[Records]
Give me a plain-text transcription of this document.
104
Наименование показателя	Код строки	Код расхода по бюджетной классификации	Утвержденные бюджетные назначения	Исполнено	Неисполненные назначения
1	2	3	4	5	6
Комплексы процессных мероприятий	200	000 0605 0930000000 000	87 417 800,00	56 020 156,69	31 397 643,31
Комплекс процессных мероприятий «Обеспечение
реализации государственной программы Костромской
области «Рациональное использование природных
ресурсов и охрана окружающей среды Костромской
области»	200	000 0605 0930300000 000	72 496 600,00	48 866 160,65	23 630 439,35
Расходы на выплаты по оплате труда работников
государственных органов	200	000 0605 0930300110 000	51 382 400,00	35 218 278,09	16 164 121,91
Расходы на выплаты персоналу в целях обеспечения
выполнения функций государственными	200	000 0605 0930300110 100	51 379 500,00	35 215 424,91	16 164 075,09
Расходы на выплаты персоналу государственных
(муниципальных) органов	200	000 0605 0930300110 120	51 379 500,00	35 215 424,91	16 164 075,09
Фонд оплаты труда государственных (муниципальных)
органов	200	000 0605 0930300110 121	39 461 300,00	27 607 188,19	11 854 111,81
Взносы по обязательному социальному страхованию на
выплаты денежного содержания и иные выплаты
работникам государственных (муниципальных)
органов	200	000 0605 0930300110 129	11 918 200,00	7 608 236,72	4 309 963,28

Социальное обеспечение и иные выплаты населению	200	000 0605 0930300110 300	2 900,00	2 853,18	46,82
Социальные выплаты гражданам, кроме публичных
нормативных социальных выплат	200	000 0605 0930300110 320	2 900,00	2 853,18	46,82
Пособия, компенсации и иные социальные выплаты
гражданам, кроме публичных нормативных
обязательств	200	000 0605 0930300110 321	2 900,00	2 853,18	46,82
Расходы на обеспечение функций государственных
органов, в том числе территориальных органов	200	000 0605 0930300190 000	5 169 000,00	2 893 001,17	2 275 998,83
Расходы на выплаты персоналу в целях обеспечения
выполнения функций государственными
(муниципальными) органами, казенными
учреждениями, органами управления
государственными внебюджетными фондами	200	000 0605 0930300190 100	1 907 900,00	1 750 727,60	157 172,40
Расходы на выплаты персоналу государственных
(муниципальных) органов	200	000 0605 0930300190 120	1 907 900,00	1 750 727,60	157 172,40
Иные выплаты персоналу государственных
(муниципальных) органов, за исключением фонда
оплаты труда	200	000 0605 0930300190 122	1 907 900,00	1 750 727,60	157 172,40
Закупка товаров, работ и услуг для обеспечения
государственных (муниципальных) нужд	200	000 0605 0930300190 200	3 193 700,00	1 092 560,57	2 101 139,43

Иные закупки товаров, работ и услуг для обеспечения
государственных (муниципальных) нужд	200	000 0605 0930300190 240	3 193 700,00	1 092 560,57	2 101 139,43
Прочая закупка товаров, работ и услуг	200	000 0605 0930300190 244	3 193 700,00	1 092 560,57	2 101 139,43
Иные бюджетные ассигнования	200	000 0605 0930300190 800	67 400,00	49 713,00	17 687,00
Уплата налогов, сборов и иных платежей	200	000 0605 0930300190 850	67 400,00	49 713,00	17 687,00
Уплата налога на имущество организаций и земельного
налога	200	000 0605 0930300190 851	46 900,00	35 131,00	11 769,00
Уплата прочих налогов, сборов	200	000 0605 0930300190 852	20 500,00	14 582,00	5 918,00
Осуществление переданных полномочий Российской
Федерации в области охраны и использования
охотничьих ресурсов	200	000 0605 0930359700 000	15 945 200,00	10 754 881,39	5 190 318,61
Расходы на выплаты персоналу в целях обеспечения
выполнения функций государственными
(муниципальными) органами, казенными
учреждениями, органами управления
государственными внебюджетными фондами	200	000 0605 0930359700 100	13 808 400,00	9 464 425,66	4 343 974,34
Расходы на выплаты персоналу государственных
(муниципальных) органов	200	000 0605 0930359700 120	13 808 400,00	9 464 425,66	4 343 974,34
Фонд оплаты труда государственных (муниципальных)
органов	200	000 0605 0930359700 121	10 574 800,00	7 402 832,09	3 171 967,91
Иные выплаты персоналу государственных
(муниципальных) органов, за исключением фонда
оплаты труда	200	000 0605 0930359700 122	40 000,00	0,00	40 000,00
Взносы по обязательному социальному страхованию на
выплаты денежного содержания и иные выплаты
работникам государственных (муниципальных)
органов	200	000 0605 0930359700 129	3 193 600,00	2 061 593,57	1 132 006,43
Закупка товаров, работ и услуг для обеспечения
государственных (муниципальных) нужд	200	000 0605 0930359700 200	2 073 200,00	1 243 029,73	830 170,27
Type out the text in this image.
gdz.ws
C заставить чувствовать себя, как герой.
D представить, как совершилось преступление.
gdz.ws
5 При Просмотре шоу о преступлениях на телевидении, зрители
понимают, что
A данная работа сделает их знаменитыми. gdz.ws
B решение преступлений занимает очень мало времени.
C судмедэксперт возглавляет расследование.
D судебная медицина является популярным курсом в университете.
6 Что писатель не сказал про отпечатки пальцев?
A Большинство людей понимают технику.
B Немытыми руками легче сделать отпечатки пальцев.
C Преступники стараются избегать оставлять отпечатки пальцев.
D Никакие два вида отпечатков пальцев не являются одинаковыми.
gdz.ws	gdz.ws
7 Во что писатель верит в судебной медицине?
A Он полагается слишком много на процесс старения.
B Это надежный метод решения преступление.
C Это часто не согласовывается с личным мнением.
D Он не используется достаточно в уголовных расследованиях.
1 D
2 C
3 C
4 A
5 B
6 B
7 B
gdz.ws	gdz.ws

GIVEN PROBLEM |
Copy every line of the records above that holds the word "области".

SOLUTION TO THIS PROBLEM |
области «Рациональное использование природных
области»	200	000 0605 0930300000 000	72 496 600,00	48 866 160,65	23 630 439,35
Федерации в области охраны и использования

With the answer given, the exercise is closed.